▸ Written request:
What is the number of lines in the data that hold the string "在总理今天宣布提高销售税后"? Reply with that number only.

▸ Data for this exercise:
__________
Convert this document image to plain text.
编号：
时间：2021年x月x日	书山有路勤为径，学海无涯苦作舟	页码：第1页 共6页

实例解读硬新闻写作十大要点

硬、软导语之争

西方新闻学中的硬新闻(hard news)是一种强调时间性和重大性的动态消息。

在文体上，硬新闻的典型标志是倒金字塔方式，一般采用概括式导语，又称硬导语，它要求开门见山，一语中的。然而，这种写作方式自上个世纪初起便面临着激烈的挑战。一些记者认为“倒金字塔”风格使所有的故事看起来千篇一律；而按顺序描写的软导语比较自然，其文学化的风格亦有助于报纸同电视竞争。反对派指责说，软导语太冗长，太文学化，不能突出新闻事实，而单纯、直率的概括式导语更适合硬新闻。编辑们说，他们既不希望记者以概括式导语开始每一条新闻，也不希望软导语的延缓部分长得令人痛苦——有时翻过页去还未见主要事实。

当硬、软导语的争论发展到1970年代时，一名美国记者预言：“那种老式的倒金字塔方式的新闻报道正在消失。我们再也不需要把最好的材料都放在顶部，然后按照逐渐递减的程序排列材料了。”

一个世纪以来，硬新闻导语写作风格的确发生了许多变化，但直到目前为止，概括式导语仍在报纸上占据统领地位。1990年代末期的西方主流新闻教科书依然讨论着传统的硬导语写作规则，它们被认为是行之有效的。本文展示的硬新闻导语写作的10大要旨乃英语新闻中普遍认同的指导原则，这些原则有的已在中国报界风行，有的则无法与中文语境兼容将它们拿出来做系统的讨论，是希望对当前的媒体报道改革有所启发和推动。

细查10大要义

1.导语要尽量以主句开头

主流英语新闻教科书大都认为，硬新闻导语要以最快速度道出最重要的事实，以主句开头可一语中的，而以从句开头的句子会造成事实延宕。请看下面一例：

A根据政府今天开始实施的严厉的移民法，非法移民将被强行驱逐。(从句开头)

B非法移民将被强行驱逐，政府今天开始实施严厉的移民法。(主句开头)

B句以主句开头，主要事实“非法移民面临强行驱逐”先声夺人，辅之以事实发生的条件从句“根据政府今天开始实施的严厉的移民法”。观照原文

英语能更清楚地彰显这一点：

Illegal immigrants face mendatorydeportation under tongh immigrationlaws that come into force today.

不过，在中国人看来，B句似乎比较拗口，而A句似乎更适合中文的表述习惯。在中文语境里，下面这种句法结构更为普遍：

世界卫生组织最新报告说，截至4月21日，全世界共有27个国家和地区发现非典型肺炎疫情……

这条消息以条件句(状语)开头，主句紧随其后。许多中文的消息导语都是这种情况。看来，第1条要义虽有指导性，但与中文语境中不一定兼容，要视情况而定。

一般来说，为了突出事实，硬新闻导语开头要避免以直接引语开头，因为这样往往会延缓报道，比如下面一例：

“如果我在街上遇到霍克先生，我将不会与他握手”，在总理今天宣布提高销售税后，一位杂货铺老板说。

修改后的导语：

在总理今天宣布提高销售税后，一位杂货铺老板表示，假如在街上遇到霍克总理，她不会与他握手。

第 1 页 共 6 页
__________
▸ Output below:
2